---------- Material provided ----------

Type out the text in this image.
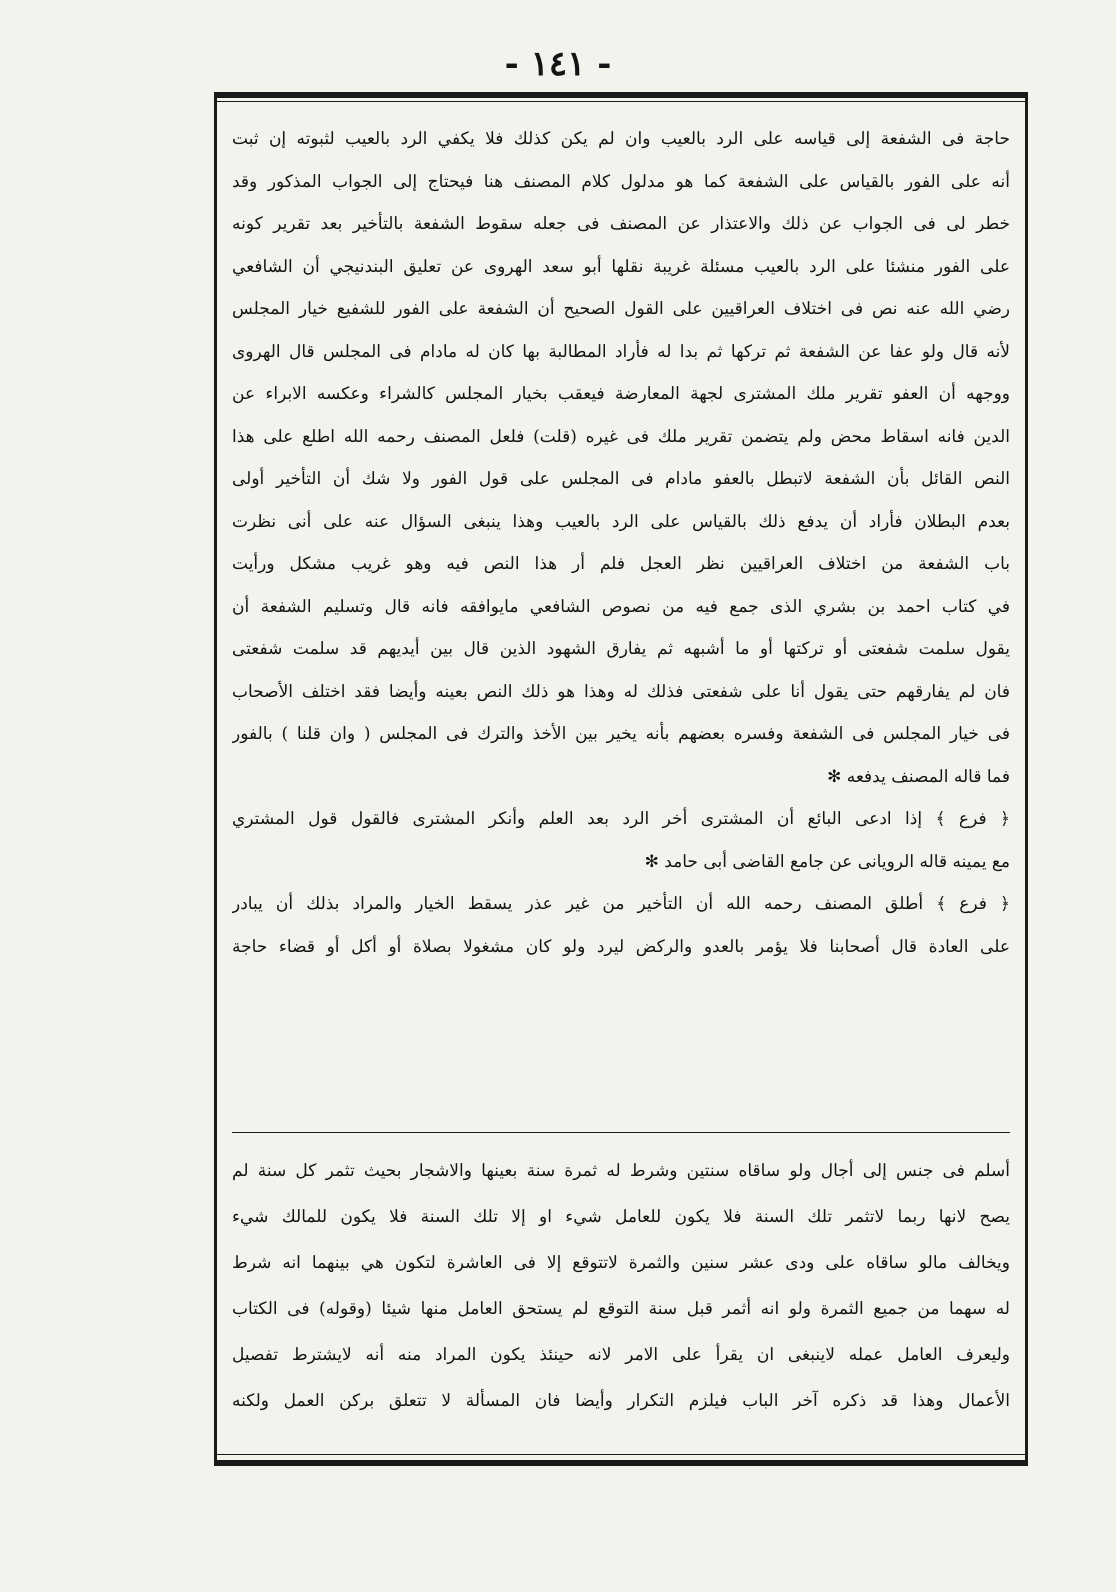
- ١٤١ -
حاجة فى الشفعة إلى قياسه على الرد بالعيب وان لم يكن كذلك فلا يكفي الرد بالعيب لثبوته إن ثبت
أنه على الفور بالقياس على الشفعة كما هو مدلول كلام المصنف هنا فيحتاج إلى الجواب المذكور وقد
خطر لى فى الجواب عن ذلك والاعتذار عن المصنف فى جعله سقوط الشفعة بالتأخير بعد تقرير كونه
على الفور منشئا على الرد بالعيب مسئلة غريبة نقلها أبو سعد الهروى عن تعليق البندنيجي أن الشافعي
رضي الله عنه نص فى اختلاف العراقيين على القول الصحيح أن الشفعة على الفور للشفيع خيار المجلس
لأنه قال ولو عفا عن الشفعة ثم تركها ثم بدا له فأراد المطالبة بها كان له مادام فى المجلس قال الهروى
ووجهه أن العفو تقرير ملك المشترى لجهة المعارضة فيعقب بخيار المجلس كالشراء وعكسه الابراء عن
الدين فانه اسقاط محض ولم يتضمن تقرير ملك فى غيره (قلت) فلعل المصنف رحمه الله اطلع على هذا
النص القائل بأن الشفعة لاتبطل بالعفو مادام فى المجلس على قول الفور ولا شك أن التأخير أولى
بعدم البطلان فأراد أن يدفع ذلك بالقياس على الرد بالعيب وهذا ينبغى السؤال عنه على أنى نظرت
باب الشفعة من اختلاف العراقيين نظر العجل فلم أر هذا النص فيه وهو غريب مشكل ورأيت
في كتاب احمد بن بشري الذى جمع فيه من نصوص الشافعي مايوافقه فانه قال وتسليم الشفعة أن
يقول سلمت شفعتى أو تركتها أو ما أشبهه ثم يفارق الشهود الذين قال بين أيديهم قد سلمت شفعتى
فان لم يفارقهم حتى يقول أنا على شفعتى فذلك له وهذا هو ذلك النص بعينه وأيضا فقد اختلف الأصحاب
فى خيار المجلس فى الشفعة وفسره بعضهم بأنه يخير بين الأخذ والترك فى المجلس ( وان قلنا ) بالفور
فما قاله المصنف يدفعه ✻
﴿ فرع ﴾ إذا ادعى البائع أن المشترى أخر الرد بعد العلم وأنكر المشترى فالقول قول المشتري
مع يمينه قاله الرويانى عن جامع القاضى أبى حامد ✻
﴿ فرع ﴾ أطلق المصنف رحمه الله أن التأخير من غير عذر يسقط الخيار والمراد بذلك أن يبادر
على العادة قال أصحابنا فلا يؤمر بالعدو والركض ليرد ولو كان مشغولا بصلاة أو أكل أو قضاء حاجة
أسلم فى جنس إلى أجال ولو ساقاه سنتين وشرط له ثمرة سنة بعينها والاشجار بحيث تثمر كل سنة لم
يصح لانها ربما لاتثمر تلك السنة فلا يكون للعامل شيء او إلا تلك السنة فلا يكون للمالك شيء
ويخالف مالو ساقاه على ودى عشر سنين والثمرة لاتتوقع إلا فى العاشرة لتكون هي بينهما انه شرط
له سهما من جميع الثمرة ولو انه أثمر قبل سنة التوقع لم يستحق العامل منها شيئا (وقوله) فى الكتاب
وليعرف العامل عمله لاينبغى ان يقرأ على الامر لانه حينئذ يكون المراد منه أنه لايشترط تفصيل
الأعمال وهذا قد ذكره آخر الباب فيلزم التكرار وأيضا فان المسألة لا تتعلق بركن العمل ولكنه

----------

- [Task statement]:
Copy all the records above exactly, but leave out the pictures.

- [Response to the exercise]:
Type out the text in this image.
- ١٤١ -
حاجة فى الشفعة إلى قياسه على الرد بالعيب وان لم يكن كذلك فلا يكفي الرد بالعيب لثبوته إن ثبت
أنه على الفور بالقياس على الشفعة كما هو مدلول كلام المصنف هنا فيحتاج إلى الجواب المذكور وقد
خطر لى فى الجواب عن ذلك والاعتذار عن المصنف فى جعله سقوط الشفعة بالتأخير بعد تقرير كونه
على الفور منشئا على الرد بالعيب مسئلة غريبة نقلها أبو سعد الهروى عن تعليق البندنيجي أن الشافعي
رضي الله عنه نص فى اختلاف العراقيين على القول الصحيح أن الشفعة على الفور للشفيع خيار المجلس
لأنه قال ولو عفا عن الشفعة ثم تركها ثم بدا له فأراد المطالبة بها كان له مادام فى المجلس قال الهروى
ووجهه أن العفو تقرير ملك المشترى لجهة المعارضة فيعقب بخيار المجلس كالشراء وعكسه الابراء عن
الدين فانه اسقاط محض ولم يتضمن تقرير ملك فى غيره (قلت) فلعل المصنف رحمه الله اطلع على هذا
النص القائل بأن الشفعة لاتبطل بالعفو مادام فى المجلس على قول الفور ولا شك أن التأخير أولى
بعدم البطلان فأراد أن يدفع ذلك بالقياس على الرد بالعيب وهذا ينبغى السؤال عنه على أنى نظرت
باب الشفعة من اختلاف العراقيين نظر العجل فلم أر هذا النص فيه وهو غريب مشكل ورأيت
في كتاب احمد بن بشري الذى جمع فيه من نصوص الشافعي مايوافقه فانه قال وتسليم الشفعة أن
يقول سلمت شفعتى أو تركتها أو ما أشبهه ثم يفارق الشهود الذين قال بين أيديهم قد سلمت شفعتى
فان لم يفارقهم حتى يقول أنا على شفعتى فذلك له وهذا هو ذلك النص بعينه وأيضا فقد اختلف الأصحاب
فى خيار المجلس فى الشفعة وفسره بعضهم بأنه يخير بين الأخذ والترك فى المجلس ( وان قلنا ) بالفور
فما قاله المصنف يدفعه ✻
﴿ فرع ﴾ إذا ادعى البائع أن المشترى أخر الرد بعد العلم وأنكر المشترى فالقول قول المشتري
مع يمينه قاله الرويانى عن جامع القاضى أبى حامد ✻
﴿ فرع ﴾ أطلق المصنف رحمه الله أن التأخير من غير عذر يسقط الخيار والمراد بذلك أن يبادر
على العادة قال أصحابنا فلا يؤمر بالعدو والركض ليرد ولو كان مشغولا بصلاة أو أكل أو قضاء حاجة
أسلم فى جنس إلى أجال ولو ساقاه سنتين وشرط له ثمرة سنة بعينها والاشجار بحيث تثمر كل سنة لم
يصح لانها ربما لاتثمر تلك السنة فلا يكون للعامل شيء او إلا تلك السنة فلا يكون للمالك شيء
ويخالف مالو ساقاه على ودى عشر سنين والثمرة لاتتوقع إلا فى العاشرة لتكون هي بينهما انه شرط
له سهما من جميع الثمرة ولو انه أثمر قبل سنة التوقع لم يستحق العامل منها شيئا (وقوله) فى الكتاب
وليعرف العامل عمله لاينبغى ان يقرأ على الامر لانه حينئذ يكون المراد منه أنه لايشترط تفصيل
الأعمال وهذا قد ذكره آخر الباب فيلزم التكرار وأيضا فان المسألة لا تتعلق بركن العمل ولكنه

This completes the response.